> _Exercise task_: Give back the full listing verbatim, apart from its images.

— Begin Data entries —

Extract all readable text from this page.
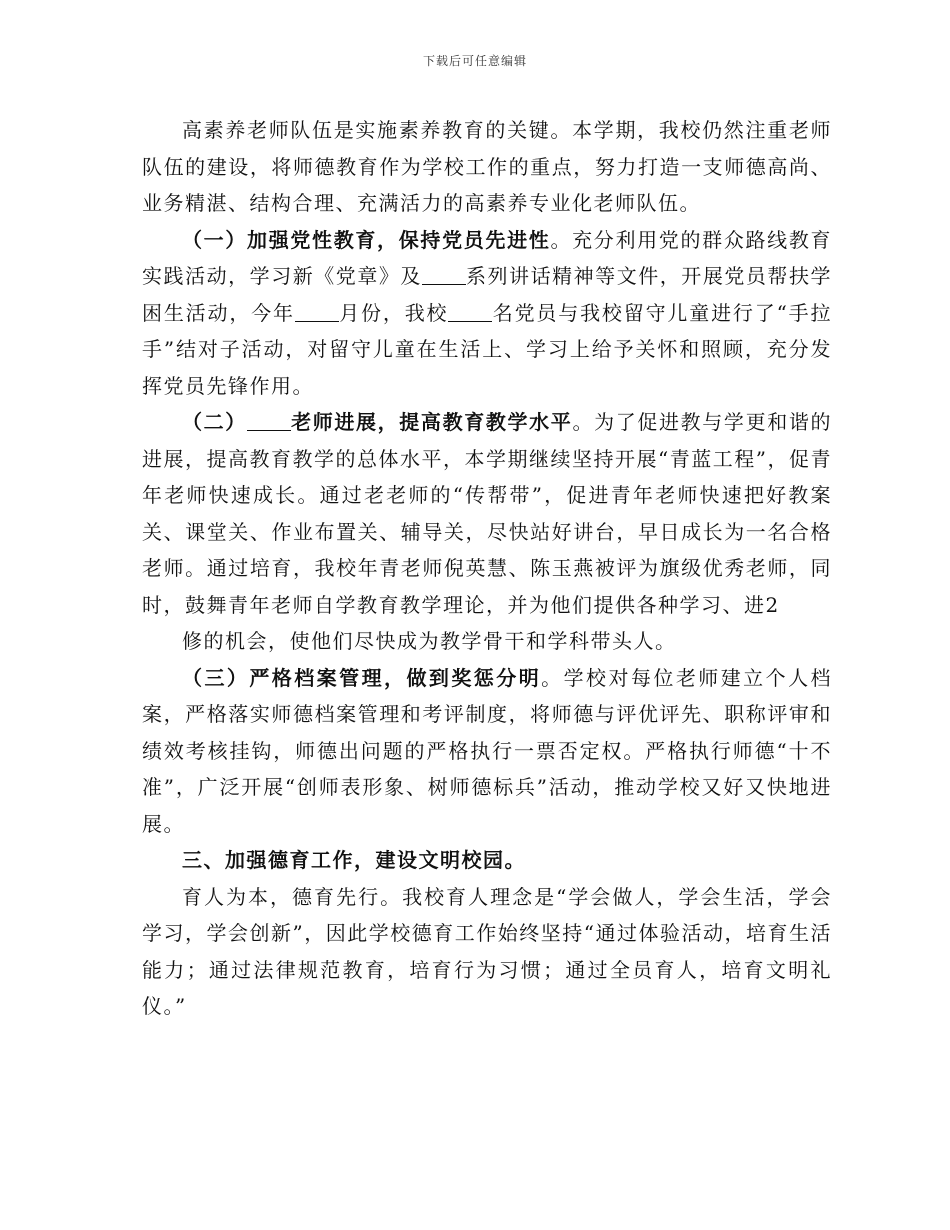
下载后可任意编辑

高素养老师队伍是实施素养教育的关键。本学期，我校仍然注重老师队伍的建设，将师德教育作为学校工作的重点，努力打造一支师德高尚、业务精湛、结构合理、充满活力的高素养专业化老师队伍。

（一）加强党性教育，保持党员先进性。充分利用党的群众路线教育实践活动，学习新《党章》及 系列讲话精神等文件，开展党员帮扶学困生活动，今年 月份，我校 名党员与我校留守儿童进行了“手拉手”结对子活动，对留守儿童在生活上、学习上给予关怀和照顾，充分发挥党员先锋作用。

（二） 老师进展，提高教育教学水平。为了促进教与学更和谐的进展，提高教育教学的总体水平，本学期继续坚持开展“青蓝工程”，促青年老师快速成长。通过老老师的“传帮带”，促进青年老师快速把好教案关、课堂关、作业布置关、辅导关，尽快站好讲台，早日成长为一名合格老师。通过培育，我校年青老师倪英慧、陈玉燕被评为旗级优秀老师，同时，鼓舞青年老师自学教育教学理论，并为他们提供各种学习、进2

修的机会，使他们尽快成为教学骨干和学科带头人。

（三）严格档案管理，做到奖惩分明。学校对每位老师建立个人档案，严格落实师德档案管理和考评制度，将师德与评优评先、职称评审和绩效考核挂钩，师德出问题的严格执行一票否定权。严格执行师德“十不准”，广泛开展“创师表形象、树师德标兵”活动，推动学校又好又快地进展。

三、加强德育工作，建设文明校园。

育人为本，德育先行。我校育人理念是“学会做人，学会生活，学会学习，学会创新”，因此学校德育工作始终坚持“通过体验活动，培育生活能力；通过法律规范教育，培育行为习惯；通过全员育人，培育文明礼仪。”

— End Data entries —

> _Answer_:
Extract all readable text from this page.
下载后可任意编辑

高素养老师队伍是实施素养教育的关键。本学期，我校仍然注重老师队伍的建设，将师德教育作为学校工作的重点，努力打造一支师德高尚、业务精湛、结构合理、充满活力的高素养专业化老师队伍。

（一）加强党性教育，保持党员先进性。充分利用党的群众路线教育实践活动，学习新《党章》及 系列讲话精神等文件，开展党员帮扶学困生活动，今年 月份，我校 名党员与我校留守儿童进行了“手拉手”结对子活动，对留守儿童在生活上、学习上给予关怀和照顾，充分发挥党员先锋作用。

（二） 老师进展，提高教育教学水平。为了促进教与学更和谐的进展，提高教育教学的总体水平，本学期继续坚持开展“青蓝工程”，促青年老师快速成长。通过老老师的“传帮带”，促进青年老师快速把好教案关、课堂关、作业布置关、辅导关，尽快站好讲台，早日成长为一名合格老师。通过培育，我校年青老师倪英慧、陈玉燕被评为旗级优秀老师，同时，鼓舞青年老师自学教育教学理论，并为他们提供各种学习、进2

修的机会，使他们尽快成为教学骨干和学科带头人。

（三）严格档案管理，做到奖惩分明。学校对每位老师建立个人档案，严格落实师德档案管理和考评制度，将师德与评优评先、职称评审和绩效考核挂钩，师德出问题的严格执行一票否定权。严格执行师德“十不准”，广泛开展“创师表形象、树师德标兵”活动，推动学校又好又快地进展。

三、加强德育工作，建设文明校园。

育人为本，德育先行。我校育人理念是“学会做人，学会生活，学会学习，学会创新”，因此学校德育工作始终坚持“通过体验活动，培育生活能力；通过法律规范教育，培育行为习惯；通过全员育人，培育文明礼仪。”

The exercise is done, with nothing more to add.